#### [抽出テキスト]
········

投稿者:13オミ - この投稿者のレビュー一覧を見る
6つの短編からなる小説集。そのうち4つは全然面白くない。だって、あらすじ全然覚えてないし、読んだ記憶すらない。どうして、ここまで収録された短編に温度差があるのか? 作家って大変だなあと思った。それにしても、表題が面白くなかった短編「白き手の報復」にしてるのが解せません。まあ、読んだ理由はこの表題があったからなんだけどね。報復って言葉に惹かれました。
「少女の死ぬ時」はちょっとショックだった。二人の医師が病室で危篤の少女の心臓マッサージをする。いつ医師はその手を止めるのか? すごぃ緊迫感。二人の医師のやり取りからその情景がはっきりと伝わる会話。最後は「ああ、そうか。そうしたか」となんとなく共感する。

········

#### [抽出データ]

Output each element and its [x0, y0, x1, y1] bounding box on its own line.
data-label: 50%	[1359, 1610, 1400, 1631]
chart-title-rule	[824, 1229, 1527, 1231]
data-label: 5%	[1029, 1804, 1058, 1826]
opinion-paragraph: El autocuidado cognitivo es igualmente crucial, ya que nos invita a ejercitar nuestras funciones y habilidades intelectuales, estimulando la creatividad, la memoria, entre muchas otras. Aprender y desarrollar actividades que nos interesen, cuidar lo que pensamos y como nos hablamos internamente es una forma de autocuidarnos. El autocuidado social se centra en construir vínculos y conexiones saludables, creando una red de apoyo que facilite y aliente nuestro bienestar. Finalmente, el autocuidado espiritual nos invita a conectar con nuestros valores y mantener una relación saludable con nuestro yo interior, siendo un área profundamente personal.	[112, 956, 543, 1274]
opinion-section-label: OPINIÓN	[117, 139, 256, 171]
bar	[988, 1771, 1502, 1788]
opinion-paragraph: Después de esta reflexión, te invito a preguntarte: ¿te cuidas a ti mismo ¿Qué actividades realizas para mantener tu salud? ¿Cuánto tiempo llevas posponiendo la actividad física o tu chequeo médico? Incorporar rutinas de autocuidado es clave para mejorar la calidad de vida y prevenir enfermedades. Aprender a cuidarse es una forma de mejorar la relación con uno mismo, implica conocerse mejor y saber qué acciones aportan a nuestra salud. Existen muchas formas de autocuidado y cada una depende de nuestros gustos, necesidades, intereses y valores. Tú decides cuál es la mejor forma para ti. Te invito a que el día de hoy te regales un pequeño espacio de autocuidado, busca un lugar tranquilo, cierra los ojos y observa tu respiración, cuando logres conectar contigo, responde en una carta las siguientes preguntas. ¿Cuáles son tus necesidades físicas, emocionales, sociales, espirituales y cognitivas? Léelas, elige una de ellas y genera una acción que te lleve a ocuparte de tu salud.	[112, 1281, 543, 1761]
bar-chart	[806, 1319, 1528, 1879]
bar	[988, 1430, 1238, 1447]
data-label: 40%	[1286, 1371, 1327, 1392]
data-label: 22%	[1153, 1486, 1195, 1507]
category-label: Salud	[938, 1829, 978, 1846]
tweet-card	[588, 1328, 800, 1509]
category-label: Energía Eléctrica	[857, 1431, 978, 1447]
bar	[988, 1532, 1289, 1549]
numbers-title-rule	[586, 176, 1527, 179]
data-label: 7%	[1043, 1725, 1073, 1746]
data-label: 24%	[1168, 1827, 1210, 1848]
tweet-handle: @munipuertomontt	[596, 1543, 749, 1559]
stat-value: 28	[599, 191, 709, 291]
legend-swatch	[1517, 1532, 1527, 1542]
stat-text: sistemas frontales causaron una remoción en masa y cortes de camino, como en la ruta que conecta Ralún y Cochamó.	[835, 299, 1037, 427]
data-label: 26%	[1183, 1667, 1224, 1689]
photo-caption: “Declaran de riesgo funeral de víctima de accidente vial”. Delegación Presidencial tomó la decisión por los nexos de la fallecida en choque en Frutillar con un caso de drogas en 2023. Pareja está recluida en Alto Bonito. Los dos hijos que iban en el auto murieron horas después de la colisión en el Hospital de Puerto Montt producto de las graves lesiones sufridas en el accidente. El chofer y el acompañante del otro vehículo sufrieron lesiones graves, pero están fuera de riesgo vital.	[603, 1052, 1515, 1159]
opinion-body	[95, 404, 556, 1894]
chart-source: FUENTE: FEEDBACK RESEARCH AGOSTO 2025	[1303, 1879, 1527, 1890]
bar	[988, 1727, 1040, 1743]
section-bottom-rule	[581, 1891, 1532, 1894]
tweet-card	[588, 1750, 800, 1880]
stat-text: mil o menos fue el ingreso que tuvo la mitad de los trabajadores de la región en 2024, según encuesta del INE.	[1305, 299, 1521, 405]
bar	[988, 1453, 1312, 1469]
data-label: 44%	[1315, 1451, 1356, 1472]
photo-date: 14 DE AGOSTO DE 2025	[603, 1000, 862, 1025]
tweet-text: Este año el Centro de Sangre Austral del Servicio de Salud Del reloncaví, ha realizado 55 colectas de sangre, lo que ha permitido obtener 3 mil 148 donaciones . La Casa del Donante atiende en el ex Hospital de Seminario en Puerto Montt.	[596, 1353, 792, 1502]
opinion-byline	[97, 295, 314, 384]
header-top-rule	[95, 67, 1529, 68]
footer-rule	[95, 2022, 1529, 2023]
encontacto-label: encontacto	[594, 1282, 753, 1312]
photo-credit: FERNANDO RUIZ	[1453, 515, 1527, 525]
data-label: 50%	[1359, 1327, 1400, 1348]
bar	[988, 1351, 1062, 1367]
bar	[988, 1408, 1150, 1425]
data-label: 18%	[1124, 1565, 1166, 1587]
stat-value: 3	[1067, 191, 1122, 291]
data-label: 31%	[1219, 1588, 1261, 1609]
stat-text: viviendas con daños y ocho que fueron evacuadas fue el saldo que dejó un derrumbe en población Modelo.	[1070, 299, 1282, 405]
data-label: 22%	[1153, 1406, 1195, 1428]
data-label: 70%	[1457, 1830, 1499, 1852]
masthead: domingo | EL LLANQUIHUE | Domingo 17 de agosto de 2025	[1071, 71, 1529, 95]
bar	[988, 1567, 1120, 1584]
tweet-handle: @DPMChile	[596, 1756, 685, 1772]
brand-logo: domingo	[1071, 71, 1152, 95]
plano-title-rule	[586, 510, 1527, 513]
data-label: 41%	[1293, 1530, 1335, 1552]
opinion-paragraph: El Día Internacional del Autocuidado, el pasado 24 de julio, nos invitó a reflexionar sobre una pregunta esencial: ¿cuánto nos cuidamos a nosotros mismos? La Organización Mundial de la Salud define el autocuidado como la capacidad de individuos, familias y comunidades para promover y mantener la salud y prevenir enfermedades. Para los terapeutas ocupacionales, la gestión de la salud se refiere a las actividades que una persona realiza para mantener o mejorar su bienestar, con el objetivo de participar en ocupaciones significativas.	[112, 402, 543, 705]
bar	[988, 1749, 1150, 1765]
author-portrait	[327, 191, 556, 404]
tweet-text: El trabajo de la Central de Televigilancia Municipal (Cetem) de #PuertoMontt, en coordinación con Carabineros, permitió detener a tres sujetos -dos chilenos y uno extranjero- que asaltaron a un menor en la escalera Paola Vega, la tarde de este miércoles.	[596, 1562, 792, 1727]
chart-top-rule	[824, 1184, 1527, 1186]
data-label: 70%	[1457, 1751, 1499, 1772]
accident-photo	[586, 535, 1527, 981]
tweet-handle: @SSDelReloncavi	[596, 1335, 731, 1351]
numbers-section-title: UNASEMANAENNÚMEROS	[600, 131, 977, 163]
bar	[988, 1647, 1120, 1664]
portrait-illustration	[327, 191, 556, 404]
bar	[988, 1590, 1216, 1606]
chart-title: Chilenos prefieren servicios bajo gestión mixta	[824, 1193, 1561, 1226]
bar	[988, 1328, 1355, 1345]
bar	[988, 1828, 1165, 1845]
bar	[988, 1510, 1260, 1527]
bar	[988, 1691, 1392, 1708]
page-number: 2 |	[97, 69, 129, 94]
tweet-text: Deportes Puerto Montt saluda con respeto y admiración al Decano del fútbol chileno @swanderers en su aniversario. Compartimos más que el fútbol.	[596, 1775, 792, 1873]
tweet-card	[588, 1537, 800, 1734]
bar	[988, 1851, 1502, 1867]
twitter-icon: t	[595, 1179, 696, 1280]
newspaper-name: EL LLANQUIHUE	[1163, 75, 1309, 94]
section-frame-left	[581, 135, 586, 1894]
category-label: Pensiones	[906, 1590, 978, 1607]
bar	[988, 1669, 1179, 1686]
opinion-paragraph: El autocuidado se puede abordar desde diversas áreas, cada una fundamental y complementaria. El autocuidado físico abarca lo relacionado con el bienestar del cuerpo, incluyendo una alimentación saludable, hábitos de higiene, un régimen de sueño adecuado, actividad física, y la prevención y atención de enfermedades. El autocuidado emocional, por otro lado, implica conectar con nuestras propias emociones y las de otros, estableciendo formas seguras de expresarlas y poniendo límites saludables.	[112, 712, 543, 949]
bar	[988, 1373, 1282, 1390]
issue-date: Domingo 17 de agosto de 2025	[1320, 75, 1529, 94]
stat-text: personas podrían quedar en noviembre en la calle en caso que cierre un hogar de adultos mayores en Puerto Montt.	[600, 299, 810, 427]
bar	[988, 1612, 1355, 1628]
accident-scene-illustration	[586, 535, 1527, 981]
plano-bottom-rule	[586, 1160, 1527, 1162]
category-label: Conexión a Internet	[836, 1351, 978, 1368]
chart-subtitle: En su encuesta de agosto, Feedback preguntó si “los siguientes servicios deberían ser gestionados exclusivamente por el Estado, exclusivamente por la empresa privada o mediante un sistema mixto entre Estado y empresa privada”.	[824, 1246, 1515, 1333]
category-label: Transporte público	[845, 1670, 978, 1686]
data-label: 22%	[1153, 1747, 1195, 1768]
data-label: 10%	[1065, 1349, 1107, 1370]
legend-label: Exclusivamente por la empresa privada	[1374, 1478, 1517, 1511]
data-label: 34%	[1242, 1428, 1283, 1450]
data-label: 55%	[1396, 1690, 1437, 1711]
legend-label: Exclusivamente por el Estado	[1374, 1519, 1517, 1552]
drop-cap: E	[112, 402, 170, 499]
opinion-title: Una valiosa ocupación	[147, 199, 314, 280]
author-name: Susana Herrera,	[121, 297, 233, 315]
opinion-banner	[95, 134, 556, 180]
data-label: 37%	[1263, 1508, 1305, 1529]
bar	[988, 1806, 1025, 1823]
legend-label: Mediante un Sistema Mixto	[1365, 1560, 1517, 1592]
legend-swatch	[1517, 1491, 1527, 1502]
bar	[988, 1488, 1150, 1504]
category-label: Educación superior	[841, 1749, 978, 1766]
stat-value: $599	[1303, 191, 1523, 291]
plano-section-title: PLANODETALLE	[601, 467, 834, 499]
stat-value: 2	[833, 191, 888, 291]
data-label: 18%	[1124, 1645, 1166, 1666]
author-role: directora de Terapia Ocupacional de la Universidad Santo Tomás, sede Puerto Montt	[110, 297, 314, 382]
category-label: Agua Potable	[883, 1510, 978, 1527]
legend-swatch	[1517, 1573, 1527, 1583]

········

#### [取り組む課題]
- 1) レビューで取り上げられている小説集は、いくつの短編で構成されているか。
- 2) レビューのうち「投稿者:13オミ - この投稿者のレビュー一覧を見る」から「たか」となんとなく共感する。」までを、一字も変えずにすべて返せ。

#### [課題の解答]
- 1) 6つの短編で構成されている。

- 2)
投稿者:13オミ - この投稿者のレビュー一覧を見る
6つの短編からなる小説集。そのうち4つは全然面白くない。だって、あらすじ全然覚えてないし、読んだ記憶すらない。どうして、ここまで収録された短編に温度差があるのか? 作家って大変だなあと思った。それにしても、表題が面白くなかった短編「白き手の報復」にしてるのが解せません。まあ、読んだ理由はこの表題があったからなんだけどね。報復って言葉に惹かれました。
「少女の死ぬ時」はちょっとショックだった。二人の医師が病室で危篤の少女の心臓マッサージをする。いつ医師はその手を止めるのか? すごぃ緊迫感。二人の医師のやり取りからその情景がはっきりと伝わる会話。最後は「ああ、そうか。そうしたか」となんとなく共感する。